*Requirements*
Show every line in the entries below where the word "prvku" appears.

━━━━━ Exercise input ━━━━━

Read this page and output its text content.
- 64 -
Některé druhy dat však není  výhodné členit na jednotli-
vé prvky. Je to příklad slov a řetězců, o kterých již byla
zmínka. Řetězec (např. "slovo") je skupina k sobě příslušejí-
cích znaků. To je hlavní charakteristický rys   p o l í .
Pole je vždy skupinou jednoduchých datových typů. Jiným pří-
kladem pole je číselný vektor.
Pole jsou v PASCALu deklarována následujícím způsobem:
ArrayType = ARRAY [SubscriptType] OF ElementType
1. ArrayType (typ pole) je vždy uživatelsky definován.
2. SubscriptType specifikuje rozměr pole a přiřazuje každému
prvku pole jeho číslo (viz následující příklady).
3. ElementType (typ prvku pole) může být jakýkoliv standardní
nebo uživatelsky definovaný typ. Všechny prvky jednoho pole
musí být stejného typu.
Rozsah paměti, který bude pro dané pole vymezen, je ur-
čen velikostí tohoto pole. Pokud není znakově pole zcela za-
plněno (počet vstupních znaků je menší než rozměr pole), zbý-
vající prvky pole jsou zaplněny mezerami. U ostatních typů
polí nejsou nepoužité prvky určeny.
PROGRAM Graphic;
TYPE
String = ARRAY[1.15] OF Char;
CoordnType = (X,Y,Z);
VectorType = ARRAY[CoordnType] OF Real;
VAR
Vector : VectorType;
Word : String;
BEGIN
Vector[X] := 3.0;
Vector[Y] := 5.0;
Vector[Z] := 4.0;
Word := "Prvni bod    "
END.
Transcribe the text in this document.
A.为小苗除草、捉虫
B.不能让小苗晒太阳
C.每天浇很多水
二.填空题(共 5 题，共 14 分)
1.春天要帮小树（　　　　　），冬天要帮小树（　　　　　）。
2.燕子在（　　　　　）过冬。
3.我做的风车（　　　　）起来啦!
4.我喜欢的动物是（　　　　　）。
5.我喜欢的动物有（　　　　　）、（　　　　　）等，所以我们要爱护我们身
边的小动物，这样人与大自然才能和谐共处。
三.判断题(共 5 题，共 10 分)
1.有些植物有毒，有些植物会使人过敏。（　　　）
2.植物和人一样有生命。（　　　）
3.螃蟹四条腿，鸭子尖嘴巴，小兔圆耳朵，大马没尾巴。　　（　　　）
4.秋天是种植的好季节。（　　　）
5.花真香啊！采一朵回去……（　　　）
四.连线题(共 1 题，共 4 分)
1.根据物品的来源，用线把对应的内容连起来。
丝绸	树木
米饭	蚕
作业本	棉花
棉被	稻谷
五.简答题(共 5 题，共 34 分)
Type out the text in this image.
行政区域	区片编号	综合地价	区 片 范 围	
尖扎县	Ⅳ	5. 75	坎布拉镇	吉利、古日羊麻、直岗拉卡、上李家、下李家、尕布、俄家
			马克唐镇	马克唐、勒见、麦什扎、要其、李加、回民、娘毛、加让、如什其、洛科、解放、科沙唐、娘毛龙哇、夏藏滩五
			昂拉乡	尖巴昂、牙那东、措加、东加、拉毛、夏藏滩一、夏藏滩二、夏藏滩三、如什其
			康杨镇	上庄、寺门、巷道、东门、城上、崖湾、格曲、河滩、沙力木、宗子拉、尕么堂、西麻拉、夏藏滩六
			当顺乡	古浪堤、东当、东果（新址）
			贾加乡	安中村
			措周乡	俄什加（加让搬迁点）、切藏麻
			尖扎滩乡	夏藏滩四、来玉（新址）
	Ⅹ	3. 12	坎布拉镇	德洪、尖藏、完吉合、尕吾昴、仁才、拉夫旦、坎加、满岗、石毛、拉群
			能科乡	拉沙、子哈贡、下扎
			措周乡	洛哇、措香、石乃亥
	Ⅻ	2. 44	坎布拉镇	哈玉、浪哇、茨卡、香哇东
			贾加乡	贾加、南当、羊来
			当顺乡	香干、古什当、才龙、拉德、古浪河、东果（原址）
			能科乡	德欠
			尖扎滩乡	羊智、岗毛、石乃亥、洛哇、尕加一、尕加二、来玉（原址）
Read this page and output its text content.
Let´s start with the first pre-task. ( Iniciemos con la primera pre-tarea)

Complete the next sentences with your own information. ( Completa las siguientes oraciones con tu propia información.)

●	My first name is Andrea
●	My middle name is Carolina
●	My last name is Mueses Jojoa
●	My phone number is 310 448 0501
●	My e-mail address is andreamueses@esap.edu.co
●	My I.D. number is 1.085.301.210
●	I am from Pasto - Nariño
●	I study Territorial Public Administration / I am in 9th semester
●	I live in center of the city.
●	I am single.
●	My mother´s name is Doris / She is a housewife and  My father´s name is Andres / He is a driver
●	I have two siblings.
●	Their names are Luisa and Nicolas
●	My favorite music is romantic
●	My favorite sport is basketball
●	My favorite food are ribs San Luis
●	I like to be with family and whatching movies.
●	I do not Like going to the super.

━━━━━

*Response to the task*
prvku pole jeho číslo (viz následující příklady).
3. ElementType (typ prvku pole) může být jakýkoliv standardní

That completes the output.